■ TO DO:
Whenever a line contains the string "Between", copy it out of the entries.

■ Chart and figure data:
** Begin **
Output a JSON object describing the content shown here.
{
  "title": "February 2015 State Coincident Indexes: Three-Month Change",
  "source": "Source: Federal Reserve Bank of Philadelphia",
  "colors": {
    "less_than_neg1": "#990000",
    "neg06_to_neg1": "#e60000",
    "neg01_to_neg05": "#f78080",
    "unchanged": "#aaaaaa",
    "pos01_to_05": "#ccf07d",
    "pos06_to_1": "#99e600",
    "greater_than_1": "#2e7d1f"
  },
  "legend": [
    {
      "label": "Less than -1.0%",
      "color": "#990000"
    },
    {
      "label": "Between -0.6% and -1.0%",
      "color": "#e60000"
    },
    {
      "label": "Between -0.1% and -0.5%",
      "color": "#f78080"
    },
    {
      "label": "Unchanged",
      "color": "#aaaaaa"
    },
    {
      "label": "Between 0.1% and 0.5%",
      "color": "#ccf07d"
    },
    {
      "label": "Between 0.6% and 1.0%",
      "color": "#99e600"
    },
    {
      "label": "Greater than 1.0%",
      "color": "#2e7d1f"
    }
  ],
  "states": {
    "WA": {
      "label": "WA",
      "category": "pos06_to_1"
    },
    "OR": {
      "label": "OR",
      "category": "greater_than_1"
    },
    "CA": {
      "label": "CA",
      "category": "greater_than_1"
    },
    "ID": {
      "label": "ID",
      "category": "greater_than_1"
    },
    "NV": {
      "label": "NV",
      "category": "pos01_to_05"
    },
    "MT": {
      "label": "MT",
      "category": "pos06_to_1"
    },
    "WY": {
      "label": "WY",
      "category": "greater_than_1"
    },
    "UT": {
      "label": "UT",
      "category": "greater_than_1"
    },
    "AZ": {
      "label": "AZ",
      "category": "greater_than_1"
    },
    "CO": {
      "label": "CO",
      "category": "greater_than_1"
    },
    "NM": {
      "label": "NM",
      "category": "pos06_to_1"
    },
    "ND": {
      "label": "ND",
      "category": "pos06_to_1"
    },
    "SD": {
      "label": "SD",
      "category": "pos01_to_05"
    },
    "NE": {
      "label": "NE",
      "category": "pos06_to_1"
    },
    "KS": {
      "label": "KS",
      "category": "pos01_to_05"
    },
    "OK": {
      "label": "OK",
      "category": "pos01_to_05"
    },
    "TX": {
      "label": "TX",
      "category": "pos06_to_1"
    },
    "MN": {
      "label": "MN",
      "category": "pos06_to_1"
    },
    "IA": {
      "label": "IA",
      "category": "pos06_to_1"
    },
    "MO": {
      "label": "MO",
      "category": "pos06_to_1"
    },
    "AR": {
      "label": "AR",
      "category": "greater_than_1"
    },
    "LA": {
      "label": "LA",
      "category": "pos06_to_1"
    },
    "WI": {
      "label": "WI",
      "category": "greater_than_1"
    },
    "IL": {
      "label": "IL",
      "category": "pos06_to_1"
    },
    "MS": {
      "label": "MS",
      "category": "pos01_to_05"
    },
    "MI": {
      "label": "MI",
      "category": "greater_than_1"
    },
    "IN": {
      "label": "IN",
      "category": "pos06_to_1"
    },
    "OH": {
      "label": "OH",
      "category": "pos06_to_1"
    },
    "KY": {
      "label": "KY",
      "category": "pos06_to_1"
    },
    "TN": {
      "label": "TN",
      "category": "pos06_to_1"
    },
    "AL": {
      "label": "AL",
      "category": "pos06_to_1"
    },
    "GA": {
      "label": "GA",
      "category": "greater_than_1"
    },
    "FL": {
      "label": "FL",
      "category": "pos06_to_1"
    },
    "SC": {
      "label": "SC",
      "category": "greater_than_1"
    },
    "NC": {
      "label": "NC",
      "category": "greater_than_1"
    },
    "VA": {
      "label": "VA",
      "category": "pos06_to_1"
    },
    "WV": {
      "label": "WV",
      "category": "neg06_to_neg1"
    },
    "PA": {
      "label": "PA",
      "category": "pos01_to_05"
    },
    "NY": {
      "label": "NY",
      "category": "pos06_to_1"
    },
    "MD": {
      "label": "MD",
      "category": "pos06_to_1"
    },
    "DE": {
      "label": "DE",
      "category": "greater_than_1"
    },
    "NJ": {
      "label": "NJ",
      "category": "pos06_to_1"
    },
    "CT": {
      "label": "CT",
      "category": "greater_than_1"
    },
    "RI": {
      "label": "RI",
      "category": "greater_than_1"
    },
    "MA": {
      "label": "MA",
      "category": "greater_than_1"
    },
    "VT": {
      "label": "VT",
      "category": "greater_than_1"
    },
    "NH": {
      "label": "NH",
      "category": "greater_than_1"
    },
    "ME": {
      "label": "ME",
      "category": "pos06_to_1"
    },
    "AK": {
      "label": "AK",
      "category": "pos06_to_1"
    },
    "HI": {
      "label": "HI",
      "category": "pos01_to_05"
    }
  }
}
** End **
■ FINAL ANSWER:
      "label": "Between -0.6% and -1.0%",
      "label": "Between -0.1% and -0.5%",
      "label": "Between 0.1% and 0.5%",
      "label": "Between 0.6% and 1.0%",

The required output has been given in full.